**Written request**
Give the records from the line containing "List each element" down through the line containing "part-number-label: 630 xyxy=(232,308,257,325)" as a Markdown table with the columns Row and Line, one numbered row per line, with blank lines left out. Leave the pictures out of the table.

**Dataset entries**
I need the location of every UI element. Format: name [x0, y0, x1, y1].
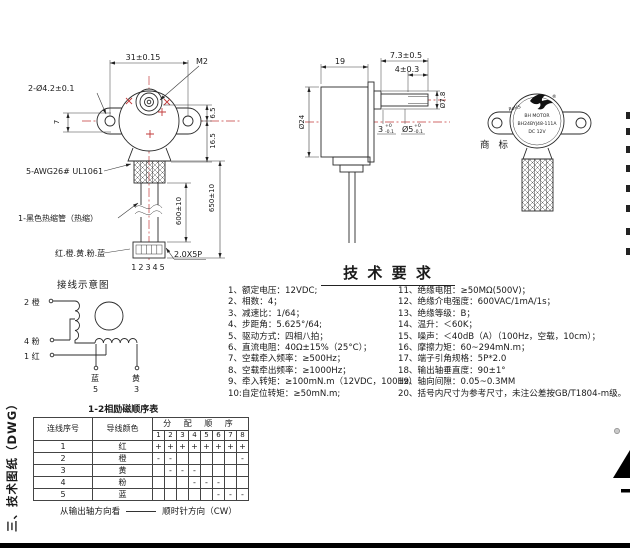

* * *

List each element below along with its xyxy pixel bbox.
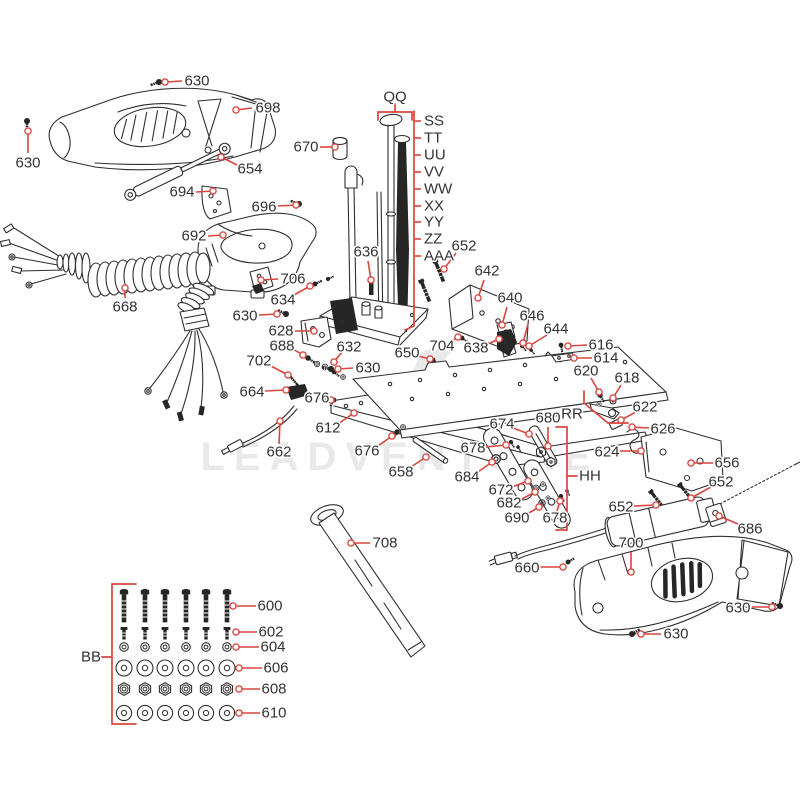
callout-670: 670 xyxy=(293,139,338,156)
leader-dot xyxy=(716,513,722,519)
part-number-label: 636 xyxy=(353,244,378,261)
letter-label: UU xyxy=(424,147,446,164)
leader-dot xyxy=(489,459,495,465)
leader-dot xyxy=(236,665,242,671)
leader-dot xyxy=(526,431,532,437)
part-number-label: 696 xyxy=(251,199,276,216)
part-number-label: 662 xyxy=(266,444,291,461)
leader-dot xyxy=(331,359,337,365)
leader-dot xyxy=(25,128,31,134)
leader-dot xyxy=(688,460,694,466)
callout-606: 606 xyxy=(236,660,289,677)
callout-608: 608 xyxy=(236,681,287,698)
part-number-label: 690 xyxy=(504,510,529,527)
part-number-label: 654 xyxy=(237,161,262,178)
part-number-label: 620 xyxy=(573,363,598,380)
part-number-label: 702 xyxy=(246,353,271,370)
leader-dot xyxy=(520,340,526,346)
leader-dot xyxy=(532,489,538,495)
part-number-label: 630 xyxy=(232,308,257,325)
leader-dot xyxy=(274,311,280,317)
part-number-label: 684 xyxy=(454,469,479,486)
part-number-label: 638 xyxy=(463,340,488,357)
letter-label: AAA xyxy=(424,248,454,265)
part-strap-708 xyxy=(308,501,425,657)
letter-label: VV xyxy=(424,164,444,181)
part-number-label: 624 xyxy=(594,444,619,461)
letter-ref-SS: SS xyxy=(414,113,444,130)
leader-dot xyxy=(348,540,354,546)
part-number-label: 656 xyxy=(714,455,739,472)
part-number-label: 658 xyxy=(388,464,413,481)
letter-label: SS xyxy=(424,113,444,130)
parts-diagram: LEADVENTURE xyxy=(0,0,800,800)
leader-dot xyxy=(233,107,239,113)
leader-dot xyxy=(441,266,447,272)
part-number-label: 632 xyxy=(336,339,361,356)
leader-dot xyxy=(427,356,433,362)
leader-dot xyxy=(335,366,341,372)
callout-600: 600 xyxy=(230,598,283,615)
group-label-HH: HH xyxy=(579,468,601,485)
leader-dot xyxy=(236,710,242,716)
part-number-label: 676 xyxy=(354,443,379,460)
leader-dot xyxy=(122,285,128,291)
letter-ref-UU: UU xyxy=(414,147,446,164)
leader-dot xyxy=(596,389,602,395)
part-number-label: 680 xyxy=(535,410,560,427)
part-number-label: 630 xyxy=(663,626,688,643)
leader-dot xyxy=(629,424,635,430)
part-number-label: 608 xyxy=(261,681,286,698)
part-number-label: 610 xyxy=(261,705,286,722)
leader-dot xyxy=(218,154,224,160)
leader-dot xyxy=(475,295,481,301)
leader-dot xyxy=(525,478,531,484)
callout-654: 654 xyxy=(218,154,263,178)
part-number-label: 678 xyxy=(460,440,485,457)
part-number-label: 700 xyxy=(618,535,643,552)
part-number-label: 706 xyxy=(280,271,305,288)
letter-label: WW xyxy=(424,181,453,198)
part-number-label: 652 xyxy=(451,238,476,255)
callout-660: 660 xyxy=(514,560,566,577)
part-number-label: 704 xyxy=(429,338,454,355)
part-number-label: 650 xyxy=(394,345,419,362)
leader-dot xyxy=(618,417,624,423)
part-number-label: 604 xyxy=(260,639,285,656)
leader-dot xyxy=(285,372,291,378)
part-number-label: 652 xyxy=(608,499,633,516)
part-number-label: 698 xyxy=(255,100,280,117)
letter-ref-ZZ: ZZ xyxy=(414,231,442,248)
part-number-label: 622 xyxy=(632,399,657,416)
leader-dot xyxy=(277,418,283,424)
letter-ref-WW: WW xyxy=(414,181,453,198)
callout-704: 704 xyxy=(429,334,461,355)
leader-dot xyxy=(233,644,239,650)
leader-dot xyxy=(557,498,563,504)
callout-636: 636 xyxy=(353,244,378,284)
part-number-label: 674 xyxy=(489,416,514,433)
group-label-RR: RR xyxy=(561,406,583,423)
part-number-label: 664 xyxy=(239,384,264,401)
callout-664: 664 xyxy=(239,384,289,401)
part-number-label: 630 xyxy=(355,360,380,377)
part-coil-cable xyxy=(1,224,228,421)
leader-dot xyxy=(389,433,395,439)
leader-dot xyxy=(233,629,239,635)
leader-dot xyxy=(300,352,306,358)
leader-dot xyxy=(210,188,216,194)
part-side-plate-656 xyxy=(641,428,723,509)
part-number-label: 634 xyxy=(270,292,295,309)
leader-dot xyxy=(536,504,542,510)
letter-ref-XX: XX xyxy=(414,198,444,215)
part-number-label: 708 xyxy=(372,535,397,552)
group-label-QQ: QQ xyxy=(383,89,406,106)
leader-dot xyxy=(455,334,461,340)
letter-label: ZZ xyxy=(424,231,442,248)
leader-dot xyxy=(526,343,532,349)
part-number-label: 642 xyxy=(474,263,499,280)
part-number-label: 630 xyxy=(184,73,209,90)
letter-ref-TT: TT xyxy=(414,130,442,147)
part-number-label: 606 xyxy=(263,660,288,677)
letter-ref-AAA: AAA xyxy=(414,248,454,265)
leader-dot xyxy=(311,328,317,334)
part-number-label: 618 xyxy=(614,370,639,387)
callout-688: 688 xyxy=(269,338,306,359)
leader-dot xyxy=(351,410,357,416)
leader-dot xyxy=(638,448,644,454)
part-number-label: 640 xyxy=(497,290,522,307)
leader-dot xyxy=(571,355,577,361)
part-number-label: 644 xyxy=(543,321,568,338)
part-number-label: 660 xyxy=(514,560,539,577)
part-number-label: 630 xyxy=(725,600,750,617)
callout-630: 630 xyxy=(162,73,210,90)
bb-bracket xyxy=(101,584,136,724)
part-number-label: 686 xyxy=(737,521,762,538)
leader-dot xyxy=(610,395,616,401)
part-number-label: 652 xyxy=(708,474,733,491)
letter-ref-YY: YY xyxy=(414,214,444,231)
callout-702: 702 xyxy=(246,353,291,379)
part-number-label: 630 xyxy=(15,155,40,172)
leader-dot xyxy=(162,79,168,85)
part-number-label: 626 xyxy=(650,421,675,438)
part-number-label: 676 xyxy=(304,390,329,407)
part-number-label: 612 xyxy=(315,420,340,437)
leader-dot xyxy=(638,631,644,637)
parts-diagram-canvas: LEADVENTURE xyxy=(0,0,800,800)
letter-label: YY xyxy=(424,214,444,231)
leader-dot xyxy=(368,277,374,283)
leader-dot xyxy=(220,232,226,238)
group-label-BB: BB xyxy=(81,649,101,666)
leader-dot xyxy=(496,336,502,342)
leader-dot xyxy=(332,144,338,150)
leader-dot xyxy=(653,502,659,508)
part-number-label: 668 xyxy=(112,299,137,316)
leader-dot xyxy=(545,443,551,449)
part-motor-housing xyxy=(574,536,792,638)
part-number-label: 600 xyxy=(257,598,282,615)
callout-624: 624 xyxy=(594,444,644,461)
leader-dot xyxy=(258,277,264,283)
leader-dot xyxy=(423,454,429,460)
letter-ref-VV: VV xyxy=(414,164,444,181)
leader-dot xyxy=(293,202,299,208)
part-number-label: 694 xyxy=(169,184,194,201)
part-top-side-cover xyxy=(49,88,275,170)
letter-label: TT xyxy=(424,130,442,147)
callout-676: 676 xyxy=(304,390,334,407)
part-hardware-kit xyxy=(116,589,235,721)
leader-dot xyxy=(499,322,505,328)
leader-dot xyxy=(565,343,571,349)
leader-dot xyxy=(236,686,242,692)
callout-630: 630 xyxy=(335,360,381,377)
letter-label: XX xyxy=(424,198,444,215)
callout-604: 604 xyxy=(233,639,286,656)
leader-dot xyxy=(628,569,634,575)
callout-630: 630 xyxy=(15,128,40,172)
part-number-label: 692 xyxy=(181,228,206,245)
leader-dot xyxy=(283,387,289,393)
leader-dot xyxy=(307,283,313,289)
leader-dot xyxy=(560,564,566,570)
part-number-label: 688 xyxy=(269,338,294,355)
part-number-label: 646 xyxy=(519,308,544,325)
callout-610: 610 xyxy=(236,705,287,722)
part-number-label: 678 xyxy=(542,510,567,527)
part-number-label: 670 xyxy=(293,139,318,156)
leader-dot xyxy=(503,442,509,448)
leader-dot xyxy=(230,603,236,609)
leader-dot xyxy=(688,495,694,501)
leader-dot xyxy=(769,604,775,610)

**Answer to this exercise**
| Row | Line |
|---|---|
| 1 | List each element below along with its xyxy pixel bbox. |
| 2 | callout-670: 670 xyxy=(293,139,338,156) |
| 3 | leader-dot xyxy=(716,513,722,519) |
| 4 | part-number-label: 636 xyxy=(353,244,378,261) |
| 5 | letter-label: UU xyxy=(424,147,446,164) |
| 6 | leader-dot xyxy=(489,459,495,465) |
| 7 | leader-dot xyxy=(236,665,242,671) |
| 8 | leader-dot xyxy=(526,431,532,437) |
| 9 | part-number-label: 696 xyxy=(251,199,276,216) |
| 10 | part-number-label: 662 xyxy=(266,444,291,461) |
| 11 | leader-dot xyxy=(331,359,337,365) |
| 12 | leader-dot xyxy=(25,128,31,134) |
| 13 | leader-dot xyxy=(688,460,694,466) |
| 14 | callout-606: 606 xyxy=(236,660,289,677) |
| 15 | callout-608: 608 xyxy=(236,681,287,698) |
| 16 | part-number-label: 690 xyxy=(504,510,529,527) |
| 17 | part-number-label: 654 xyxy=(237,161,262,178) |
| 18 | part-number-label: 620 xyxy=(573,363,598,380) |
| 19 | part-number-label: 702 xyxy=(246,353,271,370) |
| 20 | leader-dot xyxy=(520,340,526,346) |
| 21 | leader-dot xyxy=(532,489,538,495) |
| 22 | part-number-label: 630 xyxy=(232,308,257,325) |